» Input
- - - - - - -

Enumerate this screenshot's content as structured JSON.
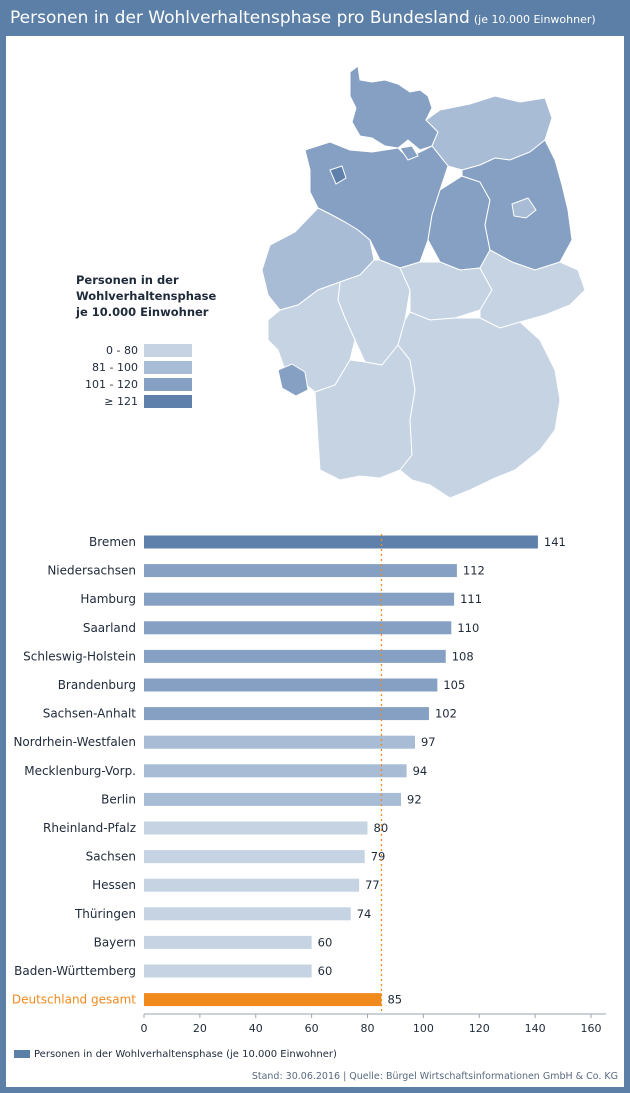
{
  "header": {
    "title": "Personen in der Wohlverhaltensphase pro Bundesland",
    "subtitle": "(je 10.000 Einwohner)"
  },
  "map_legend": {
    "title_lines": [
      "Personen in der",
      "Wohlverhaltensphase",
      "je 10.000 Einwohner"
    ],
    "items": [
      {
        "label": "0 -  80",
        "color": "#c5d3e3"
      },
      {
        "label": "81 - 100",
        "color": "#a8bcd5"
      },
      {
        "label": "101 - 120",
        "color": "#86a0c3"
      },
      {
        "label": "≥  121",
        "color": "#5f80ab"
      }
    ]
  },
  "chart_data": {
    "type": "bar",
    "orientation": "horizontal",
    "categories": [
      "Bremen",
      "Niedersachsen",
      "Hamburg",
      "Saarland",
      "Schleswig-Holstein",
      "Brandenburg",
      "Sachsen-Anhalt",
      "Nordrhein-Westfalen",
      "Mecklenburg-Vorp.",
      "Berlin",
      "Rheinland-Pfalz",
      "Sachsen",
      "Hessen",
      "Thüringen",
      "Bayern",
      "Baden-Württemberg",
      "Deutschland gesamt"
    ],
    "series": [
      {
        "name": "Personen in der Wohlverhaltensphase (je 10.000 Einwohner)",
        "values": [
          141,
          112,
          111,
          110,
          108,
          105,
          102,
          97,
          94,
          92,
          80,
          79,
          77,
          74,
          60,
          60,
          85
        ]
      }
    ],
    "xlim": [
      0,
      160
    ],
    "xticks": [
      "0",
      "20",
      "40",
      "60",
      "80",
      "100",
      "120",
      "140",
      "160"
    ],
    "reference_line": {
      "value": 85,
      "style": "dotted",
      "color": "#f08a1d"
    },
    "highlight": {
      "category": "Deutschland gesamt",
      "color": "#f08a1d"
    },
    "bar_colors_by_band": {
      "0-80": "#c5d3e3",
      "81-100": "#a8bcd5",
      "101-120": "#86a0c3",
      "121+": "#5f80ab"
    },
    "legend": "bottom-left"
  },
  "footer": {
    "source": "Stand: 30.06.2016 | Quelle: Bürgel Wirtschaftsinformationen GmbH & Co. KG"
  }
}
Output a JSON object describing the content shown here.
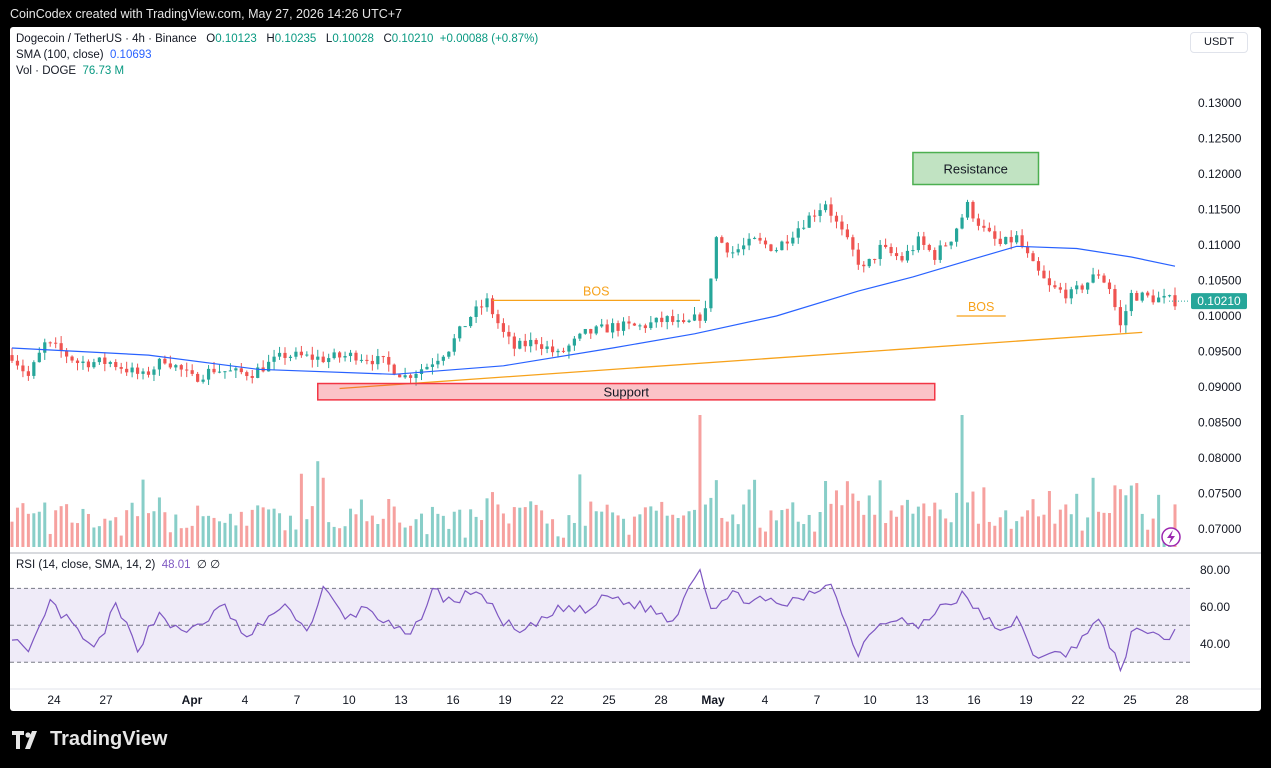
{
  "topbar": {
    "text": "CoinCodex created with TradingView.com, May 27, 2026 14:26 UTC+7"
  },
  "header": {
    "symbol": "Dogecoin / TetherUS · 4h · Binance",
    "o_label": "O",
    "o": "0.10123",
    "h_label": "H",
    "h": "0.10235",
    "l_label": "L",
    "l": "0.10028",
    "c_label": "C",
    "c": "0.10210",
    "change": "+0.00088 (+0.87%)",
    "sma_label": "SMA (100, close)",
    "sma_value": "0.10693",
    "vol_label": "Vol · DOGE",
    "vol_value": "76.73 M",
    "currency": "USDT"
  },
  "rsi_header": {
    "label": "RSI (14, close, SMA, 14, 2)",
    "value": "48.01",
    "extra": "∅ ∅"
  },
  "footer": {
    "brand": "TradingView"
  },
  "colors": {
    "up": "#26a69a",
    "down": "#ef5350",
    "sma": "#2962ff",
    "rsi": "#7e57c2",
    "annotation": "#f7a21b"
  },
  "chart_data": [
    {
      "type": "candlestick",
      "title": "Dogecoin / TetherUS · 4h · Binance",
      "ylim": [
        0.0675,
        0.1325
      ],
      "yticks": [
        "0.12500",
        "0.12000",
        "0.11500",
        "0.11000",
        "0.10500",
        "0.10000",
        "0.09500",
        "0.09000",
        "0.08500",
        "0.08000",
        "0.07500",
        "0.07000"
      ],
      "x_ticks": [
        "24",
        "27",
        "Apr",
        "4",
        "7",
        "10",
        "13",
        "16",
        "19",
        "22",
        "25",
        "28",
        "May",
        "4",
        "7",
        "10",
        "13",
        "16",
        "19",
        "22",
        "25",
        "28"
      ],
      "last_price": "0.10210",
      "price_path": [
        {
          "t": 0,
          "v": 0.0945
        },
        {
          "t": 3,
          "v": 0.0915
        },
        {
          "t": 6,
          "v": 0.096
        },
        {
          "t": 8,
          "v": 0.0955
        },
        {
          "t": 12,
          "v": 0.0935
        },
        {
          "t": 18,
          "v": 0.0935
        },
        {
          "t": 24,
          "v": 0.0915
        },
        {
          "t": 28,
          "v": 0.094
        },
        {
          "t": 33,
          "v": 0.0912
        },
        {
          "t": 37,
          "v": 0.0925
        },
        {
          "t": 41,
          "v": 0.092
        },
        {
          "t": 44,
          "v": 0.092
        },
        {
          "t": 50,
          "v": 0.0945
        },
        {
          "t": 57,
          "v": 0.094
        },
        {
          "t": 63,
          "v": 0.0945
        },
        {
          "t": 68,
          "v": 0.0935
        },
        {
          "t": 72,
          "v": 0.0915
        },
        {
          "t": 76,
          "v": 0.093
        },
        {
          "t": 80,
          "v": 0.0955
        },
        {
          "t": 84,
          "v": 0.1
        },
        {
          "t": 87,
          "v": 0.102
        },
        {
          "t": 90,
          "v": 0.0975
        },
        {
          "t": 92,
          "v": 0.0955
        },
        {
          "t": 96,
          "v": 0.0965
        },
        {
          "t": 100,
          "v": 0.0945
        },
        {
          "t": 105,
          "v": 0.0975
        },
        {
          "t": 110,
          "v": 0.0985
        },
        {
          "t": 115,
          "v": 0.0985
        },
        {
          "t": 120,
          "v": 0.0995
        },
        {
          "t": 123,
          "v": 0.0985
        },
        {
          "t": 127,
          "v": 0.1005
        },
        {
          "t": 129,
          "v": 0.111
        },
        {
          "t": 132,
          "v": 0.109
        },
        {
          "t": 136,
          "v": 0.1105
        },
        {
          "t": 140,
          "v": 0.1095
        },
        {
          "t": 144,
          "v": 0.1125
        },
        {
          "t": 149,
          "v": 0.116
        },
        {
          "t": 151,
          "v": 0.113
        },
        {
          "t": 154,
          "v": 0.109
        },
        {
          "t": 156,
          "v": 0.1065
        },
        {
          "t": 159,
          "v": 0.1095
        },
        {
          "t": 163,
          "v": 0.108
        },
        {
          "t": 166,
          "v": 0.1105
        },
        {
          "t": 169,
          "v": 0.1085
        },
        {
          "t": 172,
          "v": 0.111
        },
        {
          "t": 175,
          "v": 0.1155
        },
        {
          "t": 178,
          "v": 0.112
        },
        {
          "t": 181,
          "v": 0.11
        },
        {
          "t": 184,
          "v": 0.111
        },
        {
          "t": 187,
          "v": 0.107
        },
        {
          "t": 190,
          "v": 0.104
        },
        {
          "t": 194,
          "v": 0.103
        },
        {
          "t": 199,
          "v": 0.106
        },
        {
          "t": 201,
          "v": 0.104
        },
        {
          "t": 203,
          "v": 0.0985
        },
        {
          "t": 205,
          "v": 0.103
        },
        {
          "t": 209,
          "v": 0.1025
        },
        {
          "t": 213,
          "v": 0.1021
        }
      ],
      "sma_path": [
        {
          "t": 0,
          "v": 0.0955
        },
        {
          "t": 25,
          "v": 0.0945
        },
        {
          "t": 45,
          "v": 0.0925
        },
        {
          "t": 70,
          "v": 0.0918
        },
        {
          "t": 90,
          "v": 0.093
        },
        {
          "t": 110,
          "v": 0.0955
        },
        {
          "t": 125,
          "v": 0.0975
        },
        {
          "t": 140,
          "v": 0.1
        },
        {
          "t": 155,
          "v": 0.1035
        },
        {
          "t": 165,
          "v": 0.1055
        },
        {
          "t": 176,
          "v": 0.108
        },
        {
          "t": 184,
          "v": 0.1098
        },
        {
          "t": 195,
          "v": 0.1095
        },
        {
          "t": 205,
          "v": 0.1083
        },
        {
          "t": 213,
          "v": 0.107
        }
      ],
      "annotations": {
        "resistance": {
          "label": "Resistance",
          "y": [
            0.1185,
            0.123
          ],
          "t": [
            165,
            188
          ]
        },
        "support": {
          "label": "Support",
          "y": [
            0.0882,
            0.0905
          ],
          "t": [
            56,
            169
          ]
        },
        "bos": [
          {
            "label": "BOS",
            "y": 0.1022,
            "t": [
              88,
              126
            ]
          },
          {
            "label": "BOS",
            "y": 0.1,
            "t": [
              173,
              182
            ]
          }
        ],
        "trendline": {
          "y": [
            0.0898,
            0.0977
          ],
          "t": [
            60,
            207
          ]
        }
      }
    },
    {
      "type": "bar",
      "title": "Vol · DOGE",
      "highlights": [
        {
          "t": 126,
          "rel": 1.0
        },
        {
          "t": 174,
          "rel": 1.0
        },
        {
          "t": 56,
          "rel": 0.65
        },
        {
          "t": 104,
          "rel": 0.55
        },
        {
          "t": 149,
          "rel": 0.5
        }
      ]
    },
    {
      "type": "line",
      "title": "RSI (14, close, SMA, 14, 2)",
      "ylim": [
        22,
        87
      ],
      "yticks": [
        "80.00",
        "60.00",
        "40.00"
      ],
      "bands": [
        30,
        50,
        70
      ],
      "path": [
        {
          "t": 0,
          "v": 45
        },
        {
          "t": 3,
          "v": 33
        },
        {
          "t": 7,
          "v": 62
        },
        {
          "t": 11,
          "v": 50
        },
        {
          "t": 15,
          "v": 36
        },
        {
          "t": 19,
          "v": 60
        },
        {
          "t": 23,
          "v": 38
        },
        {
          "t": 27,
          "v": 57
        },
        {
          "t": 31,
          "v": 45
        },
        {
          "t": 35,
          "v": 52
        },
        {
          "t": 39,
          "v": 60
        },
        {
          "t": 43,
          "v": 42
        },
        {
          "t": 47,
          "v": 55
        },
        {
          "t": 51,
          "v": 60
        },
        {
          "t": 54,
          "v": 46
        },
        {
          "t": 57,
          "v": 70
        },
        {
          "t": 61,
          "v": 53
        },
        {
          "t": 65,
          "v": 60
        },
        {
          "t": 69,
          "v": 50
        },
        {
          "t": 73,
          "v": 43
        },
        {
          "t": 77,
          "v": 69
        },
        {
          "t": 81,
          "v": 62
        },
        {
          "t": 85,
          "v": 70
        },
        {
          "t": 89,
          "v": 55
        },
        {
          "t": 93,
          "v": 45
        },
        {
          "t": 97,
          "v": 52
        },
        {
          "t": 101,
          "v": 60
        },
        {
          "t": 105,
          "v": 57
        },
        {
          "t": 109,
          "v": 66
        },
        {
          "t": 113,
          "v": 62
        },
        {
          "t": 117,
          "v": 59
        },
        {
          "t": 121,
          "v": 52
        },
        {
          "t": 124,
          "v": 72
        },
        {
          "t": 126,
          "v": 82
        },
        {
          "t": 128,
          "v": 60
        },
        {
          "t": 132,
          "v": 66
        },
        {
          "t": 136,
          "v": 64
        },
        {
          "t": 140,
          "v": 61
        },
        {
          "t": 144,
          "v": 63
        },
        {
          "t": 148,
          "v": 70
        },
        {
          "t": 150,
          "v": 75
        },
        {
          "t": 152,
          "v": 55
        },
        {
          "t": 155,
          "v": 35
        },
        {
          "t": 158,
          "v": 50
        },
        {
          "t": 162,
          "v": 55
        },
        {
          "t": 166,
          "v": 48
        },
        {
          "t": 170,
          "v": 60
        },
        {
          "t": 174,
          "v": 66
        },
        {
          "t": 178,
          "v": 55
        },
        {
          "t": 181,
          "v": 45
        },
        {
          "t": 184,
          "v": 55
        },
        {
          "t": 187,
          "v": 32
        },
        {
          "t": 190,
          "v": 37
        },
        {
          "t": 193,
          "v": 32
        },
        {
          "t": 196,
          "v": 45
        },
        {
          "t": 199,
          "v": 52
        },
        {
          "t": 201,
          "v": 40
        },
        {
          "t": 203,
          "v": 26
        },
        {
          "t": 205,
          "v": 45
        },
        {
          "t": 209,
          "v": 47
        },
        {
          "t": 212,
          "v": 41
        },
        {
          "t": 213,
          "v": 48
        }
      ]
    }
  ]
}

- - - - - - -

» Exercise details
In the lines above, find each one with "type" and list it.

» Correct answer
    "type": "bar",
      "type": "candlestick",
      "type": "bar",
      "type": "line",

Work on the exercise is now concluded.